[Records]
_ _ _ _ _

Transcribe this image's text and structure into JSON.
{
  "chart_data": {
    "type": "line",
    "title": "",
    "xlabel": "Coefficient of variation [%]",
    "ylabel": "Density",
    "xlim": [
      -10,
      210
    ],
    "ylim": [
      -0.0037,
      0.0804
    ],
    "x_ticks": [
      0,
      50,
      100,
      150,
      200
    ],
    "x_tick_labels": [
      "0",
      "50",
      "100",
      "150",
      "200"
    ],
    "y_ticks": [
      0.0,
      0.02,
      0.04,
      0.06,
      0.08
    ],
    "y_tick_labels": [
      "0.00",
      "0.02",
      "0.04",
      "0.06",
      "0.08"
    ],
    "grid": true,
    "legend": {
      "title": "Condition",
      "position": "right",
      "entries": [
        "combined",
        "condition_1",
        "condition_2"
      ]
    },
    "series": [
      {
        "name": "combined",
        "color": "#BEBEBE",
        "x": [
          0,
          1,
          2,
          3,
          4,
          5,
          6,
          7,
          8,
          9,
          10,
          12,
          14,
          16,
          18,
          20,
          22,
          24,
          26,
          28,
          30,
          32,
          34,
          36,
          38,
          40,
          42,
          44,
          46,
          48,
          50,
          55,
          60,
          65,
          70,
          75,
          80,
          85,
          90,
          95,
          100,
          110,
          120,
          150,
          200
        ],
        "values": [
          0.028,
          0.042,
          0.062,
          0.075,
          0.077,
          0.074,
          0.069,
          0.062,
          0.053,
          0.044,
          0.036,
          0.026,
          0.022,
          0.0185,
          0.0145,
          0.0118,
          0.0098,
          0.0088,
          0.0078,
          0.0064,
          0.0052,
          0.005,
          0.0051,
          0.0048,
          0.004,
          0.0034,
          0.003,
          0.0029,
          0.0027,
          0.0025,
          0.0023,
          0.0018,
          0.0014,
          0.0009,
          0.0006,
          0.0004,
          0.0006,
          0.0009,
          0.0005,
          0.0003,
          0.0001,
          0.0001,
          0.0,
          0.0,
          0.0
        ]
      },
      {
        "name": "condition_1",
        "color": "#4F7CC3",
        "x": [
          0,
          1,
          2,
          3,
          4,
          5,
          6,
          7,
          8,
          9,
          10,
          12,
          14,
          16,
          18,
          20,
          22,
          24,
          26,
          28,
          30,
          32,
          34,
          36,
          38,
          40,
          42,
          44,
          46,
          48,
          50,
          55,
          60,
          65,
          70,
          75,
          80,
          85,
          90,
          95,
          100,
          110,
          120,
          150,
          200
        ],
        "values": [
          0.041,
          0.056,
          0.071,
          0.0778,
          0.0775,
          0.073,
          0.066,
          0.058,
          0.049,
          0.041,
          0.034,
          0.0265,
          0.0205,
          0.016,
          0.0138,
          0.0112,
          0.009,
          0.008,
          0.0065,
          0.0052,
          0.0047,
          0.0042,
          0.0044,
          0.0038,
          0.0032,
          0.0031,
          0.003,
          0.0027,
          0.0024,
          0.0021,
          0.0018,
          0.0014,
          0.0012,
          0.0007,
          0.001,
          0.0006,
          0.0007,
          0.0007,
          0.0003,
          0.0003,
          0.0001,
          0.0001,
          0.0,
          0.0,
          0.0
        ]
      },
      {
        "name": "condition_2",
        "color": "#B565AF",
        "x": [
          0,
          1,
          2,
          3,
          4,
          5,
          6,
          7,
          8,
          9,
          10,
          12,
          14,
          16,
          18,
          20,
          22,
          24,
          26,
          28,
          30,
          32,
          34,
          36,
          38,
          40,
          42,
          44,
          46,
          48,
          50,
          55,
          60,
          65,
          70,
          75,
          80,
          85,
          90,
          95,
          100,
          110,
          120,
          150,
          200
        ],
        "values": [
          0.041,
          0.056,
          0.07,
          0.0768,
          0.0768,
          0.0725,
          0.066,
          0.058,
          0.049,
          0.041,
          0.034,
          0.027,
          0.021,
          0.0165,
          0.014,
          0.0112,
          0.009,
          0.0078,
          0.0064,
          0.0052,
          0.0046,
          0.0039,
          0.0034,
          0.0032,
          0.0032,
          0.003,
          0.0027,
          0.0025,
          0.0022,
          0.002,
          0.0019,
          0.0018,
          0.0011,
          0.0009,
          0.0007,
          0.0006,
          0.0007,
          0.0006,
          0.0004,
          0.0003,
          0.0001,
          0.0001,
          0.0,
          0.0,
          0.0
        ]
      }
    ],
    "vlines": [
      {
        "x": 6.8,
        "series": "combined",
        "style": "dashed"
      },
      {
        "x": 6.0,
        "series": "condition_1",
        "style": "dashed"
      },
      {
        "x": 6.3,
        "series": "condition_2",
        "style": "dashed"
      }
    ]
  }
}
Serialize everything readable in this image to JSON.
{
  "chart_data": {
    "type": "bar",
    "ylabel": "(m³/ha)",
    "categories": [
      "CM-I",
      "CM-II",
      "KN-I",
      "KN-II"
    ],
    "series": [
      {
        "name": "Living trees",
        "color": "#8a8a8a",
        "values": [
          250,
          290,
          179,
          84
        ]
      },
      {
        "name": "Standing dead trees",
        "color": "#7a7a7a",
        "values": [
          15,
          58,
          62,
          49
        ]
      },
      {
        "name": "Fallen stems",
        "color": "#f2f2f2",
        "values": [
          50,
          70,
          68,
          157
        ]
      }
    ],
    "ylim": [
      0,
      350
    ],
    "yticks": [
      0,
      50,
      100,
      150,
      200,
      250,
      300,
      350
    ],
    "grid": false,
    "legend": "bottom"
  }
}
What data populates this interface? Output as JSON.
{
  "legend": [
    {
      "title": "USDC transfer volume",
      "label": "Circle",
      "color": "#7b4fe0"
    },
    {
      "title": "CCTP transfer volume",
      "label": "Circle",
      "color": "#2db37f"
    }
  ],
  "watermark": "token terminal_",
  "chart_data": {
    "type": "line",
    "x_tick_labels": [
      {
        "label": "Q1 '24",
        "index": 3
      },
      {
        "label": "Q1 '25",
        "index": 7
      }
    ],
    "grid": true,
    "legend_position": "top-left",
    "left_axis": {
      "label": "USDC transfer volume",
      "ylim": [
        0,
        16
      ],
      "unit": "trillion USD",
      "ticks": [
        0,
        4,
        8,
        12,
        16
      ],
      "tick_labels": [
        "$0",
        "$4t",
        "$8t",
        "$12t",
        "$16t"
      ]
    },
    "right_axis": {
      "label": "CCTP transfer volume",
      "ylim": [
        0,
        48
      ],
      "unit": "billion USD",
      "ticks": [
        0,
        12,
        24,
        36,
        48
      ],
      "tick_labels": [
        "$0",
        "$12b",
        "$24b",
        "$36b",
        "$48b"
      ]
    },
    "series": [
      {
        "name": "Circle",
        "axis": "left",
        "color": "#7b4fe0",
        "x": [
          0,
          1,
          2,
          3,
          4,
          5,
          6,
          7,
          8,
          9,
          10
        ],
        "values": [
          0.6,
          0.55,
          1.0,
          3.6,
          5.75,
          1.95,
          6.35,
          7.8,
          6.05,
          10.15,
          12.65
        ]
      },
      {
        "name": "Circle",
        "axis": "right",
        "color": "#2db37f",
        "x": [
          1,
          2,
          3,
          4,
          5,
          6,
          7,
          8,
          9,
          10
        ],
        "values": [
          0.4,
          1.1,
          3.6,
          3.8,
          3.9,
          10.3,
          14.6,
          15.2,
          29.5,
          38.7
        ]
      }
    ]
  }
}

_ _ _ _ _

* _What to work on_: Your task is to print the whole listing again exactly.

* _Solution to this problem_:
Transcribe this image's text and structure into JSON.
{
  "chart_data": {
    "type": "line",
    "title": "",
    "xlabel": "Coefficient of variation [%]",
    "ylabel": "Density",
    "xlim": [
      -10,
      210
    ],
    "ylim": [
      -0.0037,
      0.0804
    ],
    "x_ticks": [
      0,
      50,
      100,
      150,
      200
    ],
    "x_tick_labels": [
      "0",
      "50",
      "100",
      "150",
      "200"
    ],
    "y_ticks": [
      0.0,
      0.02,
      0.04,
      0.06,
      0.08
    ],
    "y_tick_labels": [
      "0.00",
      "0.02",
      "0.04",
      "0.06",
      "0.08"
    ],
    "grid": true,
    "legend": {
      "title": "Condition",
      "position": "right",
      "entries": [
        "combined",
        "condition_1",
        "condition_2"
      ]
    },
    "series": [
      {
        "name": "combined",
        "color": "#BEBEBE",
        "x": [
          0,
          1,
          2,
          3,
          4,
          5,
          6,
          7,
          8,
          9,
          10,
          12,
          14,
          16,
          18,
          20,
          22,
          24,
          26,
          28,
          30,
          32,
          34,
          36,
          38,
          40,
          42,
          44,
          46,
          48,
          50,
          55,
          60,
          65,
          70,
          75,
          80,
          85,
          90,
          95,
          100,
          110,
          120,
          150,
          200
        ],
        "values": [
          0.028,
          0.042,
          0.062,
          0.075,
          0.077,
          0.074,
          0.069,
          0.062,
          0.053,
          0.044,
          0.036,
          0.026,
          0.022,
          0.0185,
          0.0145,
          0.0118,
          0.0098,
          0.0088,
          0.0078,
          0.0064,
          0.0052,
          0.005,
          0.0051,
          0.0048,
          0.004,
          0.0034,
          0.003,
          0.0029,
          0.0027,
          0.0025,
          0.0023,
          0.0018,
          0.0014,
          0.0009,
          0.0006,
          0.0004,
          0.0006,
          0.0009,
          0.0005,
          0.0003,
          0.0001,
          0.0001,
          0.0,
          0.0,
          0.0
        ]
      },
      {
        "name": "condition_1",
        "color": "#4F7CC3",
        "x": [
          0,
          1,
          2,
          3,
          4,
          5,
          6,
          7,
          8,
          9,
          10,
          12,
          14,
          16,
          18,
          20,
          22,
          24,
          26,
          28,
          30,
          32,
          34,
          36,
          38,
          40,
          42,
          44,
          46,
          48,
          50,
          55,
          60,
          65,
          70,
          75,
          80,
          85,
          90,
          95,
          100,
          110,
          120,
          150,
          200
        ],
        "values": [
          0.041,
          0.056,
          0.071,
          0.0778,
          0.0775,
          0.073,
          0.066,
          0.058,
          0.049,
          0.041,
          0.034,
          0.0265,
          0.0205,
          0.016,
          0.0138,
          0.0112,
          0.009,
          0.008,
          0.0065,
          0.0052,
          0.0047,
          0.0042,
          0.0044,
          0.0038,
          0.0032,
          0.0031,
          0.003,
          0.0027,
          0.0024,
          0.0021,
          0.0018,
          0.0014,
          0.0012,
          0.0007,
          0.001,
          0.0006,
          0.0007,
          0.0007,
          0.0003,
          0.0003,
          0.0001,
          0.0001,
          0.0,
          0.0,
          0.0
        ]
      },
      {
        "name": "condition_2",
        "color": "#B565AF",
        "x": [
          0,
          1,
          2,
          3,
          4,
          5,
          6,
          7,
          8,
          9,
          10,
          12,
          14,
          16,
          18,
          20,
          22,
          24,
          26,
          28,
          30,
          32,
          34,
          36,
          38,
          40,
          42,
          44,
          46,
          48,
          50,
          55,
          60,
          65,
          70,
          75,
          80,
          85,
          90,
          95,
          100,
          110,
          120,
          150,
          200
        ],
        "values": [
          0.041,
          0.056,
          0.07,
          0.0768,
          0.0768,
          0.0725,
          0.066,
          0.058,
          0.049,
          0.041,
          0.034,
          0.027,
          0.021,
          0.0165,
          0.014,
          0.0112,
          0.009,
          0.0078,
          0.0064,
          0.0052,
          0.0046,
          0.0039,
          0.0034,
          0.0032,
          0.0032,
          0.003,
          0.0027,
          0.0025,
          0.0022,
          0.002,
          0.0019,
          0.0018,
          0.0011,
          0.0009,
          0.0007,
          0.0006,
          0.0007,
          0.0006,
          0.0004,
          0.0003,
          0.0001,
          0.0001,
          0.0,
          0.0,
          0.0
        ]
      }
    ],
    "vlines": [
      {
        "x": 6.8,
        "series": "combined",
        "style": "dashed"
      },
      {
        "x": 6.0,
        "series": "condition_1",
        "style": "dashed"
      },
      {
        "x": 6.3,
        "series": "condition_2",
        "style": "dashed"
      }
    ]
  }
}
Serialize everything readable in this image to JSON.
{
  "chart_data": {
    "type": "bar",
    "ylabel": "(m³/ha)",
    "categories": [
      "CM-I",
      "CM-II",
      "KN-I",
      "KN-II"
    ],
    "series": [
      {
        "name": "Living trees",
        "color": "#8a8a8a",
        "values": [
          250,
          290,
          179,
          84
        ]
      },
      {
        "name": "Standing dead trees",
        "color": "#7a7a7a",
        "values": [
          15,
          58,
          62,
          49
        ]
      },
      {
        "name": "Fallen stems",
        "color": "#f2f2f2",
        "values": [
          50,
          70,
          68,
          157
        ]
      }
    ],
    "ylim": [
      0,
      350
    ],
    "yticks": [
      0,
      50,
      100,
      150,
      200,
      250,
      300,
      350
    ],
    "grid": false,
    "legend": "bottom"
  }
}
What data populates this interface? Output as JSON.
{
  "legend": [
    {
      "title": "USDC transfer volume",
      "label": "Circle",
      "color": "#7b4fe0"
    },
    {
      "title": "CCTP transfer volume",
      "label": "Circle",
      "color": "#2db37f"
    }
  ],
  "watermark": "token terminal_",
  "chart_data": {
    "type": "line",
    "x_tick_labels": [
      {
        "label": "Q1 '24",
        "index": 3
      },
      {
        "label": "Q1 '25",
        "index": 7
      }
    ],
    "grid": true,
    "legend_position": "top-left",
    "left_axis": {
      "label": "USDC transfer volume",
      "ylim": [
        0,
        16
      ],
      "unit": "trillion USD",
      "ticks": [
        0,
        4,
        8,
        12,
        16
      ],
      "tick_labels": [
        "$0",
        "$4t",
        "$8t",
        "$12t",
        "$16t"
      ]
    },
    "right_axis": {
      "label": "CCTP transfer volume",
      "ylim": [
        0,
        48
      ],
      "unit": "billion USD",
      "ticks": [
        0,
        12,
        24,
        36,
        48
      ],
      "tick_labels": [
        "$0",
        "$12b",
        "$24b",
        "$36b",
        "$48b"
      ]
    },
    "series": [
      {
        "name": "Circle",
        "axis": "left",
        "color": "#7b4fe0",
        "x": [
          0,
          1,
          2,
          3,
          4,
          5,
          6,
          7,
          8,
          9,
          10
        ],
        "values": [
          0.6,
          0.55,
          1.0,
          3.6,
          5.75,
          1.95,
          6.35,
          7.8,
          6.05,
          10.15,
          12.65
        ]
      },
      {
        "name": "Circle",
        "axis": "right",
        "color": "#2db37f",
        "x": [
          1,
          2,
          3,
          4,
          5,
          6,
          7,
          8,
          9,
          10
        ],
        "values": [
          0.4,
          1.1,
          3.6,
          3.8,
          3.9,
          10.3,
          14.6,
          15.2,
          29.5,
          38.7
        ]
      }
    ]
  }
}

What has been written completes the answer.